# Fragmento
* * * * * * *

Lectura: Salmos 101:1-8

Henry Ward Beecher (1813-1887), prominente clérigo y abolicionista de la esclavitud, contaba la siguiente historia:

“Una madre estaba lavando ropa junto a un arroyo.  Su único hijo estaba jugando cerca de ella, pero de repente se dio cuenta que el niño no estaba.  Lo llamó, pero no obtuvo respuesta.  Alarmada, la madre corrió a la casa, pero su hijo tampoco estaba allí.

Frenética, la mujer se fue corriendo hacia el bosque.  Allí encontró al niño, pero era demasiado tarde ya que al pequeño lo había matado un lobo.  Con el corazón destrozado, recogió el cuerpo sin vida, lo acercó a su corazón, y tiernamente lo llevó a la casa.  “¡Cómo debía aborrecer esa mujer a los lobos!”

* * * * * * *

# Consigna
Reescribe el pasaje del fragmento entre "Henry Ward Beecher" y "tampoco estaba allí.", ambos incluidos, y reemplaza "arroyo" por "río".

# Datos de límites de regiones

* * * * * * *

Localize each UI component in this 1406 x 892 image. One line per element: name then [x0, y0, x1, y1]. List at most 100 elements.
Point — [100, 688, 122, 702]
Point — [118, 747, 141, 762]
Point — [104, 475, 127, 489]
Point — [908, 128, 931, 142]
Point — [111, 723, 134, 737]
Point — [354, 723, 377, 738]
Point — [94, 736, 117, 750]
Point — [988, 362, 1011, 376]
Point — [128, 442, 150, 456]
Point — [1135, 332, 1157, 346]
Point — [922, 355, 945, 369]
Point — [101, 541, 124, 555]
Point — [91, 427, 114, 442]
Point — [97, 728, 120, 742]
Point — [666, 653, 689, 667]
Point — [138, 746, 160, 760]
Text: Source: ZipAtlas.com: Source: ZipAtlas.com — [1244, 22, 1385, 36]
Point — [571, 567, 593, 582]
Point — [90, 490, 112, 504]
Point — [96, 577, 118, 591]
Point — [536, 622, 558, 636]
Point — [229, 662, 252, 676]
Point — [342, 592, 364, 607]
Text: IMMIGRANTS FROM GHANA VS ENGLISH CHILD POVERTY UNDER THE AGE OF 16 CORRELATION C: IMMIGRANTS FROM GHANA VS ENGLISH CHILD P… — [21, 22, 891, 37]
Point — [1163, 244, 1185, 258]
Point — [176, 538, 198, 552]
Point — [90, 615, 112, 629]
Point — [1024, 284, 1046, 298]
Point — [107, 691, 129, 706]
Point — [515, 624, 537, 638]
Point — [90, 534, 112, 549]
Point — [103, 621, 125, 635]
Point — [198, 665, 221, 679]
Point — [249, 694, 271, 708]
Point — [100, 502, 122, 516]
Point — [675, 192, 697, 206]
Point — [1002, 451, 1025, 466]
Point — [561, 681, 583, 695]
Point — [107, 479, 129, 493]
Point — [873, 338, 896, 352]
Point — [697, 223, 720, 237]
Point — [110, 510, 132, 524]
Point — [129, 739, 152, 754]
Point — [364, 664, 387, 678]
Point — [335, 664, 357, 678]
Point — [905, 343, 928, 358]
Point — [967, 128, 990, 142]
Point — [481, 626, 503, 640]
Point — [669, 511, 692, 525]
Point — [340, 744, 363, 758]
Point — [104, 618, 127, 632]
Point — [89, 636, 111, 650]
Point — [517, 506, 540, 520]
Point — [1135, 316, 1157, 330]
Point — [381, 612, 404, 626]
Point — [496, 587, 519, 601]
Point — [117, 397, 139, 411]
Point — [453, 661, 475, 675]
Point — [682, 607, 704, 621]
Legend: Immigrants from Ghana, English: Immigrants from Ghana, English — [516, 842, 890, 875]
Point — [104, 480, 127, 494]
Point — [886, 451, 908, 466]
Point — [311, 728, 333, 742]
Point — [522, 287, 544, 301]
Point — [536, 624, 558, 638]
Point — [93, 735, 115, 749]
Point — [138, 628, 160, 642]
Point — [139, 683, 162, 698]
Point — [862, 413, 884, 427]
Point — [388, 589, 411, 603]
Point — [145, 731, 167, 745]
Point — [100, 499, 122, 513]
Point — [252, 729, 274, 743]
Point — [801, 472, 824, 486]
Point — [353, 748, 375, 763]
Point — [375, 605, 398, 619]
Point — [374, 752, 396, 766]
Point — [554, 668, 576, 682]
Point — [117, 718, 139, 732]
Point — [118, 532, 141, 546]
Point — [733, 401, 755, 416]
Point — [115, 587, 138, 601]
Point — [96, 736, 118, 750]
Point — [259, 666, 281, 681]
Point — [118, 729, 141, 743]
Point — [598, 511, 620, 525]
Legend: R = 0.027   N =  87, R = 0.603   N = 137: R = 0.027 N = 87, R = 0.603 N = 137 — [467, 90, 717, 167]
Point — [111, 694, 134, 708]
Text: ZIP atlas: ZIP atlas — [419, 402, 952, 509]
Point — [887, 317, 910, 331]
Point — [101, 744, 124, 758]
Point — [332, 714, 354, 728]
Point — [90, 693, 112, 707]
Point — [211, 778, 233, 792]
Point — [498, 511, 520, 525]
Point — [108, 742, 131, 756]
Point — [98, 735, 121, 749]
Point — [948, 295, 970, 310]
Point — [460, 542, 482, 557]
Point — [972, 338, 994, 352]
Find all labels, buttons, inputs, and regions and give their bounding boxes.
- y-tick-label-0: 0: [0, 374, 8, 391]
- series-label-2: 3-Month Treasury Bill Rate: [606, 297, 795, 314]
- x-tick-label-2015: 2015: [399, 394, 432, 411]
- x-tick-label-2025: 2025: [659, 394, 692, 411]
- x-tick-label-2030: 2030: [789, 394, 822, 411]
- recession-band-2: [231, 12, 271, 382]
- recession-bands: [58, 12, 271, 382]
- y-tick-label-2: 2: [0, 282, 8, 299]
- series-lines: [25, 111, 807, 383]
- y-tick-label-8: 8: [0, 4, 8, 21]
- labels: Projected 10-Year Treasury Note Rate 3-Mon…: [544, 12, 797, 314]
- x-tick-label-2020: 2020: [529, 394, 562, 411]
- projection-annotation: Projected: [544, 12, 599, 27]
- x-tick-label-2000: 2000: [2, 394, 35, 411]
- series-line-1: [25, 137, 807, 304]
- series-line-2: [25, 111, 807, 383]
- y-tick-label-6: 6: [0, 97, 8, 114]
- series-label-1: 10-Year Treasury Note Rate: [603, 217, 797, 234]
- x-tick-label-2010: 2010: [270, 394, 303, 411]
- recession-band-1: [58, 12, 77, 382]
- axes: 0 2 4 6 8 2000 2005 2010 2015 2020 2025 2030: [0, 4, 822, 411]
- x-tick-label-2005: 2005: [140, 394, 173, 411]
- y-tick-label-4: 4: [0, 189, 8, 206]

* * * * * * *

# Solución completa
Henry Ward Beecher (1813-1887), prominente clérigo y abolicionista de la esclavitud, contaba la siguiente historia:

“Una madre estaba lavando ropa junto a un río.  Su único hijo estaba jugando cerca de ella, pero de repente se dio cuenta que el niño no estaba.  Lo llamó, pero no obtuvo respuesta.  Alarmada, la madre corrió a la casa, pero su hijo tampoco estaba allí.